> Job: For the listing below, give the number of lines in which "learned" occurs. Add nothing.

> Rows:
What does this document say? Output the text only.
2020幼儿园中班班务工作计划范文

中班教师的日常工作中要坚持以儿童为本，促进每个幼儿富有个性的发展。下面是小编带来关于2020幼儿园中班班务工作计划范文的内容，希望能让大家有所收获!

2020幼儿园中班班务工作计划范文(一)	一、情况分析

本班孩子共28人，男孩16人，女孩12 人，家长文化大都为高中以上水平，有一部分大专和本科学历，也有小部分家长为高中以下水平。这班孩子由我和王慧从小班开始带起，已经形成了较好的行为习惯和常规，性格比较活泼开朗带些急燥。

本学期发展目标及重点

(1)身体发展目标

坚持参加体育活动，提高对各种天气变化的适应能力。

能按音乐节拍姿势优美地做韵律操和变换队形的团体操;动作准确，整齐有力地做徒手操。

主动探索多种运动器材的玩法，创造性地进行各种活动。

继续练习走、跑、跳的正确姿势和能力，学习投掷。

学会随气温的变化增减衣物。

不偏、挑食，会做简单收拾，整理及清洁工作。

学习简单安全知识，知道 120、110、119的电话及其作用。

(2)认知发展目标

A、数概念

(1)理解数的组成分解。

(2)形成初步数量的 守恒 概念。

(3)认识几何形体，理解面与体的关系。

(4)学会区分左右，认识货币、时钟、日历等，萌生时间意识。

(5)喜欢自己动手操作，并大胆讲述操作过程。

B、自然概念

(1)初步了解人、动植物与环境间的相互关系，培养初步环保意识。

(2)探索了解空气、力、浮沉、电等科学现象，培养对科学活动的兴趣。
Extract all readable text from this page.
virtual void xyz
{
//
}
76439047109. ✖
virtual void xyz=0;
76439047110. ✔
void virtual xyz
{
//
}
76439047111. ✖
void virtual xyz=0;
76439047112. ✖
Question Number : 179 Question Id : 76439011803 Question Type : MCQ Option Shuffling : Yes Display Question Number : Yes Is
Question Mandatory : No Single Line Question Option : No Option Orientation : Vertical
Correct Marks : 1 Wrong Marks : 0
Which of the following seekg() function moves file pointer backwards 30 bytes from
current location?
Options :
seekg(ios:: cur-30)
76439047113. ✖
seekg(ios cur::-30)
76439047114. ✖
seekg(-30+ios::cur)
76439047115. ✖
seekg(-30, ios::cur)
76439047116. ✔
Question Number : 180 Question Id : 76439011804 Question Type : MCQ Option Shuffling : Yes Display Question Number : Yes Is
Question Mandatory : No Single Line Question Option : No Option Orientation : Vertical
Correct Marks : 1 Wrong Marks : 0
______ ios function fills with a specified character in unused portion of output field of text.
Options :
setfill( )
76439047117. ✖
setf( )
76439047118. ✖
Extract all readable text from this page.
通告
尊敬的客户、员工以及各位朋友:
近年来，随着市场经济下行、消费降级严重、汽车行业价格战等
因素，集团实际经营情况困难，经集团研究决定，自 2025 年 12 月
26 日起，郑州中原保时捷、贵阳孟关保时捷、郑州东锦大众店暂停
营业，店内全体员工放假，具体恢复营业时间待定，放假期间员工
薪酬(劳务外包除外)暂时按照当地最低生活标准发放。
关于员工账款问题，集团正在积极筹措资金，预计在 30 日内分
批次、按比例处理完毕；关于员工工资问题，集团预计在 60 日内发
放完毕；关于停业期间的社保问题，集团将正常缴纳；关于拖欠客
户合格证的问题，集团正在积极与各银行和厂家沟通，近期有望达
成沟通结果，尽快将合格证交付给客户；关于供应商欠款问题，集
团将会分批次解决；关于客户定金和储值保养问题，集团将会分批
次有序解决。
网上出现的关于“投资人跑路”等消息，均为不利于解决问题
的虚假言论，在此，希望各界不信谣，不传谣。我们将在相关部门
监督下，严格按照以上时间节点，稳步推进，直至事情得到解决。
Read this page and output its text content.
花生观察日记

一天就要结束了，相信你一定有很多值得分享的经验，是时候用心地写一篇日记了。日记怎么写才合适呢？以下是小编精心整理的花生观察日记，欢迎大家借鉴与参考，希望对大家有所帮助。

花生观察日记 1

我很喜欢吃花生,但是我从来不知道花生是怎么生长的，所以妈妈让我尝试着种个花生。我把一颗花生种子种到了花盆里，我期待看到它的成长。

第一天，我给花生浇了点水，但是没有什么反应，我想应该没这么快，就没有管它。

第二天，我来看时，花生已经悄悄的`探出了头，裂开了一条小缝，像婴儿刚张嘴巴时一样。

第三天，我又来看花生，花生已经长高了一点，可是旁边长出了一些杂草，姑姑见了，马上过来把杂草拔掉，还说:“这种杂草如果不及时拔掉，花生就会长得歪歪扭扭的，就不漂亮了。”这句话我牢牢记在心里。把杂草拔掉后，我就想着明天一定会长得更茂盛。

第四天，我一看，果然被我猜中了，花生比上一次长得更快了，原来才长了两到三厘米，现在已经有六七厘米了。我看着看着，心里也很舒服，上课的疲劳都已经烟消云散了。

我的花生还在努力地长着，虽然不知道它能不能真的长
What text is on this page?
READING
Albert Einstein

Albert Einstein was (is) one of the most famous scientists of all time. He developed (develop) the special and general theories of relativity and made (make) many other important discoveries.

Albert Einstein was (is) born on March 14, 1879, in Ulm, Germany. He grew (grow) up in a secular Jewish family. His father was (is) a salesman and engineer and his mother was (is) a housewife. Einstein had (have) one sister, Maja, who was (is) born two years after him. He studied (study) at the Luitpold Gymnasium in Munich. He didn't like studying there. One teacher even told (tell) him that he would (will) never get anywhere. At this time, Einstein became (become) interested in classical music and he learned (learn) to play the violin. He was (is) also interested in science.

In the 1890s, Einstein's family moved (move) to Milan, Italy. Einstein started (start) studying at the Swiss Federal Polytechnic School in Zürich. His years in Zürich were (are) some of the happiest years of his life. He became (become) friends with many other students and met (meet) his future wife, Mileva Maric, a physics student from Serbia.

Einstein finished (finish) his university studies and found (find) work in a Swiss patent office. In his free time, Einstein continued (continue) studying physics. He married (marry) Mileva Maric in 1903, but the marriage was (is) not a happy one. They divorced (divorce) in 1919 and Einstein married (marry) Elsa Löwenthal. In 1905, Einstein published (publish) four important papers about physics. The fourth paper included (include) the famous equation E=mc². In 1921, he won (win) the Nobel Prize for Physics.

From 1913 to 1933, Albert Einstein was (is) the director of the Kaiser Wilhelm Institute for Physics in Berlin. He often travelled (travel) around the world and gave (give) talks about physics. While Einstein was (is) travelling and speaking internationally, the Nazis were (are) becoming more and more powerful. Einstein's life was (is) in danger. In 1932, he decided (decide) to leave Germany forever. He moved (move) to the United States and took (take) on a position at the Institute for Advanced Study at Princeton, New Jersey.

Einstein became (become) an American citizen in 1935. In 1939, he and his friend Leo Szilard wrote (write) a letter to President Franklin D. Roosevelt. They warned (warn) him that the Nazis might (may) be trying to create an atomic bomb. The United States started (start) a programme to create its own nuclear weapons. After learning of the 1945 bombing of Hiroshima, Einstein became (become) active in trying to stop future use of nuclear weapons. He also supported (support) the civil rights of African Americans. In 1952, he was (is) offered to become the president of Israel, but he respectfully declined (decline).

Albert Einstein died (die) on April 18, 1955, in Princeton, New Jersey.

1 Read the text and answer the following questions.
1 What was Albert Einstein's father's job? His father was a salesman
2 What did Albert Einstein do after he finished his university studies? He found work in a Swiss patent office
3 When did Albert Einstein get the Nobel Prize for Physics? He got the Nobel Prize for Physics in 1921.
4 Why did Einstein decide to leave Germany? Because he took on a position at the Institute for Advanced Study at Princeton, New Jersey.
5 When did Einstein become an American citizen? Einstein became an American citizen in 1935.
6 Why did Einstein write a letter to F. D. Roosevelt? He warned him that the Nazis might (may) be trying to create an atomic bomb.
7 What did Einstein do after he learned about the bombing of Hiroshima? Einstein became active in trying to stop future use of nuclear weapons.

> Exercise response: 2